**STORED ROWS**
— BEGIN —

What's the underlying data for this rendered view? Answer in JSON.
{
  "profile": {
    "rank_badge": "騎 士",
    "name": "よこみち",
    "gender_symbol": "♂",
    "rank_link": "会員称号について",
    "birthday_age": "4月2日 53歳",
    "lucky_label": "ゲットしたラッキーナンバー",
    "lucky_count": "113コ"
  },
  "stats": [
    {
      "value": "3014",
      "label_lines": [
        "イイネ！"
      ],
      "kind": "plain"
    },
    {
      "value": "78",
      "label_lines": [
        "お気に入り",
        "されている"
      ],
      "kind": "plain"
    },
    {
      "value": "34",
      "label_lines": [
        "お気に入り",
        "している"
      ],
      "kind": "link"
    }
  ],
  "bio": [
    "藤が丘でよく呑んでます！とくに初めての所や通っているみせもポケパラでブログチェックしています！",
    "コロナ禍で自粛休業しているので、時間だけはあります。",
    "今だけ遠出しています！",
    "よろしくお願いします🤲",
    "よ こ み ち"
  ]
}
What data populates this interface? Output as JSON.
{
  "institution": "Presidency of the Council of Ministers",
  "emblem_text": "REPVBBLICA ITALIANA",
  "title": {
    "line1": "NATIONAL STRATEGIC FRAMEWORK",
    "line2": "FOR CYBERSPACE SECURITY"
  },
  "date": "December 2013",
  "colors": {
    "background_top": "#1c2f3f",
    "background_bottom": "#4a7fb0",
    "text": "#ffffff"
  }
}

— END —

**TASK DETAILS**
Each entry must be reproduced verbatim.

**REPLY**
What's the underlying data for this rendered view? Answer in JSON.
{
  "profile": {
    "rank_badge": "騎 士",
    "name": "よこみち",
    "gender_symbol": "♂",
    "rank_link": "会員称号について",
    "birthday_age": "4月2日 53歳",
    "lucky_label": "ゲットしたラッキーナンバー",
    "lucky_count": "113コ"
  },
  "stats": [
    {
      "value": "3014",
      "label_lines": [
        "イイネ！"
      ],
      "kind": "plain"
    },
    {
      "value": "78",
      "label_lines": [
        "お気に入り",
        "されている"
      ],
      "kind": "plain"
    },
    {
      "value": "34",
      "label_lines": [
        "お気に入り",
        "している"
      ],
      "kind": "link"
    }
  ],
  "bio": [
    "藤が丘でよく呑んでます！とくに初めての所や通っているみせもポケパラでブログチェックしています！",
    "コロナ禍で自粛休業しているので、時間だけはあります。",
    "今だけ遠出しています！",
    "よろしくお願いします🤲",
    "よ こ み ち"
  ]
}
What data populates this interface? Output as JSON.
{
  "institution": "Presidency of the Council of Ministers",
  "emblem_text": "REPVBBLICA ITALIANA",
  "title": {
    "line1": "NATIONAL STRATEGIC FRAMEWORK",
    "line2": "FOR CYBERSPACE SECURITY"
  },
  "date": "December 2013",
  "colors": {
    "background_top": "#1c2f3f",
    "background_bottom": "#4a7fb0",
    "text": "#ffffff"
  }
}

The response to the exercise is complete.